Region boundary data

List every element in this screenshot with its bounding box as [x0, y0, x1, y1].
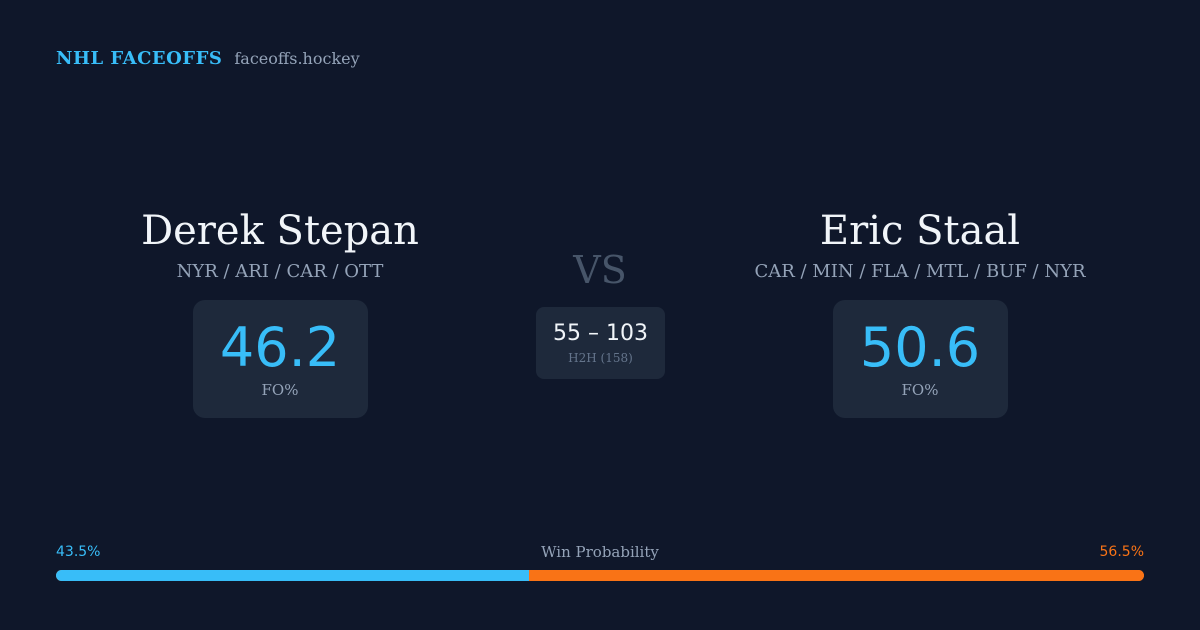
fo-card-right: 50.6 FO%: [832, 300, 1008, 418]
h2h-label: H2H (158): [568, 351, 633, 365]
player-left: Derek Stepan NYR / ARI / CAR / OTT 46.2 …: [70, 205, 490, 418]
brand: NHL FACEOFFS faceoffs.hockey: [56, 48, 360, 69]
win-probability: 43.5% Win Probability 56.5%: [56, 540, 1144, 581]
h2h-score: 55 – 103: [553, 321, 648, 346]
fo-value-right: 50.6: [859, 316, 981, 379]
win-probability-fill-right: [529, 570, 1144, 581]
win-probability-left: 43.5%: [56, 544, 101, 560]
player-name-right: Eric Staal: [819, 208, 1021, 254]
fo-value-left: 46.2: [219, 316, 341, 379]
fo-card-left: 46.2 FO%: [192, 300, 368, 418]
win-probability-bar: [56, 570, 1144, 581]
fo-label-left: FO%: [261, 381, 299, 399]
win-probability-title: Win Probability: [541, 543, 659, 561]
player-teams-left: NYR / ARI / CAR / OTT: [176, 261, 384, 282]
win-probability-fill-left: [56, 570, 530, 581]
player-name-left: Derek Stepan: [141, 208, 419, 254]
fo-label-right: FO%: [901, 381, 939, 399]
player-teams-right: CAR / MIN / FLA / MTL / BUF / NYR: [754, 261, 1086, 282]
player-right: Eric Staal CAR / MIN / FLA / MTL / BUF /…: [710, 205, 1130, 418]
brand-name[interactable]: NHL FACEOFFS: [56, 48, 223, 69]
vs-label: VS: [573, 248, 627, 292]
h2h-card: 55 – 103 H2H (158): [536, 307, 665, 379]
win-probability-right: 56.5%: [1099, 544, 1144, 560]
brand-domain[interactable]: faceoffs.hockey: [234, 49, 360, 68]
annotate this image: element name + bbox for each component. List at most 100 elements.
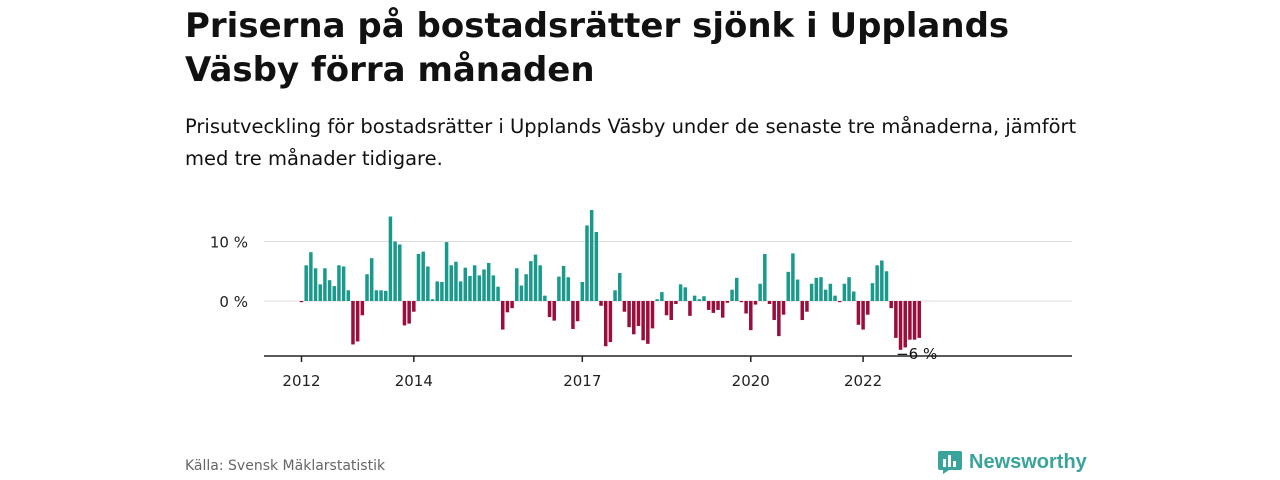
bar — [706, 301, 711, 310]
bar — [482, 269, 486, 301]
bar — [585, 225, 589, 301]
bar — [632, 301, 636, 335]
bar — [711, 301, 716, 313]
bar — [833, 295, 837, 301]
bar — [313, 268, 318, 301]
bar — [383, 290, 388, 301]
brand-name: Newsworthy — [969, 450, 1087, 473]
bar — [669, 301, 673, 321]
bar — [398, 244, 402, 301]
bar — [912, 301, 917, 340]
newsworthy-icon — [938, 451, 962, 474]
bar — [777, 301, 781, 337]
bar — [837, 301, 842, 303]
bar — [908, 301, 912, 340]
bar — [589, 209, 594, 301]
bar — [664, 301, 669, 316]
bar — [674, 301, 678, 304]
bar — [767, 301, 772, 304]
bar — [617, 273, 622, 301]
bar — [819, 277, 823, 301]
bar — [519, 285, 524, 301]
bar — [430, 299, 435, 301]
bar — [547, 301, 552, 318]
bar — [510, 301, 514, 309]
bar — [472, 265, 477, 301]
bar — [323, 268, 327, 301]
bar — [407, 301, 411, 324]
bar — [435, 281, 439, 301]
bar — [716, 301, 720, 310]
source-note: Källa: Svensk Mäklarstatistik — [185, 458, 386, 474]
bar — [402, 301, 407, 326]
bar — [440, 281, 444, 301]
bar — [543, 295, 547, 301]
bar — [603, 301, 608, 347]
bar — [449, 265, 454, 301]
bar — [496, 286, 500, 301]
bar — [791, 253, 795, 301]
bar — [889, 301, 893, 309]
bar — [599, 301, 603, 306]
bar — [898, 301, 903, 350]
bar — [355, 301, 360, 342]
bar — [875, 265, 879, 301]
bar — [884, 271, 889, 301]
bar — [697, 299, 702, 301]
bar — [749, 301, 753, 331]
bar — [683, 287, 688, 301]
bar — [688, 301, 692, 316]
bar — [678, 284, 683, 301]
bar — [327, 280, 332, 301]
bar — [622, 301, 627, 312]
bar — [393, 241, 397, 301]
x-tick-label: 2022 — [844, 372, 882, 390]
bar — [870, 283, 875, 301]
bar — [739, 301, 744, 303]
end-value-label: −6 % — [896, 345, 937, 363]
chart-subtitle: Prisutveckling för bostadsrätter i Uppla… — [185, 115, 1077, 170]
bar — [575, 301, 580, 322]
chart-title: Priserna på bostadsrätter sjönk i Upplan… — [185, 6, 1010, 90]
bar — [299, 301, 304, 303]
bar — [814, 277, 819, 301]
bar — [515, 268, 519, 301]
bar — [734, 277, 739, 301]
bar — [805, 301, 809, 312]
bar — [412, 301, 416, 312]
bar — [533, 254, 538, 301]
bar — [800, 301, 805, 321]
bar-chart: 10 % 0 % 2012 2014 2017 2020 2022 −6 % — [210, 209, 1072, 390]
bar — [351, 301, 355, 345]
bar — [763, 253, 767, 301]
bar — [744, 301, 748, 314]
bar — [477, 275, 482, 301]
bar — [309, 252, 313, 301]
x-tick-label: 2014 — [395, 372, 433, 390]
bar — [847, 277, 851, 301]
bar — [866, 301, 870, 315]
bar — [646, 301, 650, 344]
bar — [360, 301, 365, 316]
bar — [894, 301, 898, 338]
bar — [917, 301, 922, 338]
bar — [337, 265, 341, 301]
bar — [730, 289, 734, 301]
bar — [842, 283, 847, 301]
y-tick-label: 0 % — [219, 293, 248, 311]
bar — [341, 266, 346, 301]
bar — [720, 301, 725, 318]
bar — [641, 301, 645, 341]
bar — [524, 274, 528, 301]
bar — [346, 290, 351, 301]
bar — [795, 279, 800, 301]
bar — [828, 283, 833, 301]
x-tick-label: 2017 — [563, 372, 601, 390]
bar — [781, 301, 786, 315]
bar — [856, 301, 861, 325]
bar — [529, 261, 533, 301]
bar — [650, 301, 655, 329]
x-tick-label: 2012 — [282, 372, 320, 390]
bar — [851, 291, 856, 301]
bar — [388, 216, 393, 301]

● **Task brief**: Swap "screenshot" for "screen capture" everywhere in the data above, leaving everything else unchanged and omitting the pictures from your answer.

● **Written response**:
List every element in this screen capture with its bounding box as [x0, y0, x1, y1].
fo-card-right: 50.6 FO%: [832, 300, 1008, 418]
h2h-label: H2H (158): [568, 351, 633, 365]
player-left: Derek Stepan NYR / ARI / CAR / OTT 46.2 …: [70, 205, 490, 418]
brand: NHL FACEOFFS faceoffs.hockey: [56, 48, 360, 69]
win-probability: 43.5% Win Probability 56.5%: [56, 540, 1144, 581]
h2h-score: 55 – 103: [553, 321, 648, 346]
fo-value-right: 50.6: [859, 316, 981, 379]
win-probability-fill-right: [529, 570, 1144, 581]
win-probability-left: 43.5%: [56, 544, 101, 560]
player-name-right: Eric Staal: [819, 208, 1021, 254]
fo-value-left: 46.2: [219, 316, 341, 379]
fo-card-left: 46.2 FO%: [192, 300, 368, 418]
win-probability-bar: [56, 570, 1144, 581]
fo-label-left: FO%: [261, 381, 299, 399]
win-probability-title: Win Probability: [541, 543, 659, 561]
player-teams-left: NYR / ARI / CAR / OTT: [176, 261, 384, 282]
win-probability-fill-left: [56, 570, 530, 581]
player-name-left: Derek Stepan: [141, 208, 419, 254]
fo-label-right: FO%: [901, 381, 939, 399]
player-teams-right: CAR / MIN / FLA / MTL / BUF / NYR: [754, 261, 1086, 282]
player-right: Eric Staal CAR / MIN / FLA / MTL / BUF /…: [710, 205, 1130, 418]
brand-name[interactable]: NHL FACEOFFS: [56, 48, 223, 69]
vs-label: VS: [573, 248, 627, 292]
h2h-card: 55 – 103 H2H (158): [536, 307, 665, 379]
win-probability-right: 56.5%: [1099, 544, 1144, 560]
brand-domain[interactable]: faceoffs.hockey: [234, 49, 360, 68]
annotate this image: element name + bbox for each component. List at most 100 elements.
bar — [706, 301, 711, 310]
bar — [482, 269, 486, 301]
bar — [585, 225, 589, 301]
bar — [632, 301, 636, 335]
bar — [711, 301, 716, 313]
bar — [833, 295, 837, 301]
bar — [313, 268, 318, 301]
bar — [383, 290, 388, 301]
brand-name: Newsworthy — [969, 450, 1087, 473]
bar — [669, 301, 673, 321]
bar — [398, 244, 402, 301]
bar — [912, 301, 917, 340]
newsworthy-icon — [938, 451, 962, 474]
bar — [777, 301, 781, 337]
bar — [837, 301, 842, 303]
bar — [908, 301, 912, 340]
bar — [589, 209, 594, 301]
bar — [664, 301, 669, 316]
bar — [674, 301, 678, 304]
bar — [767, 301, 772, 304]
bar — [617, 273, 622, 301]
bar — [819, 277, 823, 301]
bar — [519, 285, 524, 301]
bar — [430, 299, 435, 301]
bar — [547, 301, 552, 318]
bar — [510, 301, 514, 309]
bar — [472, 265, 477, 301]
bar — [323, 268, 327, 301]
bar — [407, 301, 411, 324]
bar — [435, 281, 439, 301]
bar — [716, 301, 720, 310]
source-note: Källa: Svensk Mäklarstatistik — [185, 458, 386, 474]
bar — [402, 301, 407, 326]
bar — [440, 281, 444, 301]
bar — [543, 295, 547, 301]
bar — [603, 301, 608, 347]
bar — [449, 265, 454, 301]
bar — [496, 286, 500, 301]
bar — [791, 253, 795, 301]
bar — [889, 301, 893, 309]
bar — [599, 301, 603, 306]
bar — [898, 301, 903, 350]
bar — [355, 301, 360, 342]
bar — [875, 265, 879, 301]
bar — [884, 271, 889, 301]
bar — [697, 299, 702, 301]
bar — [749, 301, 753, 331]
bar — [683, 287, 688, 301]
bar — [688, 301, 692, 316]
bar — [678, 284, 683, 301]
bar — [327, 280, 332, 301]
bar — [622, 301, 627, 312]
bar — [393, 241, 397, 301]
x-tick-label: 2022 — [844, 372, 882, 390]
bar — [870, 283, 875, 301]
bar — [739, 301, 744, 303]
end-value-label: −6 % — [896, 345, 937, 363]
chart-subtitle: Prisutveckling för bostadsrätter i Uppla… — [185, 115, 1077, 170]
bar — [575, 301, 580, 322]
chart-title: Priserna på bostadsrätter sjönk i Upplan… — [185, 6, 1010, 90]
bar — [299, 301, 304, 303]
bar — [814, 277, 819, 301]
bar — [515, 268, 519, 301]
bar — [734, 277, 739, 301]
bar — [805, 301, 809, 312]
bar — [412, 301, 416, 312]
bar — [533, 254, 538, 301]
bar — [800, 301, 805, 321]
bar-chart: 10 % 0 % 2012 2014 2017 2020 2022 −6 % — [210, 209, 1072, 390]
bar — [351, 301, 355, 345]
bar — [763, 253, 767, 301]
bar — [744, 301, 748, 314]
bar — [477, 275, 482, 301]
bar — [309, 252, 313, 301]
x-tick-label: 2014 — [395, 372, 433, 390]
bar — [847, 277, 851, 301]
bar — [866, 301, 870, 315]
bar — [646, 301, 650, 344]
bar — [360, 301, 365, 316]
bar — [894, 301, 898, 338]
bar — [917, 301, 922, 338]
bar — [337, 265, 341, 301]
bar — [730, 289, 734, 301]
bar — [842, 283, 847, 301]
y-tick-label: 0 % — [219, 293, 248, 311]
bar — [341, 266, 346, 301]
bar — [720, 301, 725, 318]
bar — [641, 301, 645, 341]
bar — [524, 274, 528, 301]
bar — [346, 290, 351, 301]
bar — [795, 279, 800, 301]
bar — [828, 283, 833, 301]
x-tick-label: 2017 — [563, 372, 601, 390]
bar — [781, 301, 786, 315]
bar — [856, 301, 861, 325]
bar — [529, 261, 533, 301]
bar — [650, 301, 655, 329]
x-tick-label: 2012 — [282, 372, 320, 390]
bar — [851, 291, 856, 301]
bar — [388, 216, 393, 301]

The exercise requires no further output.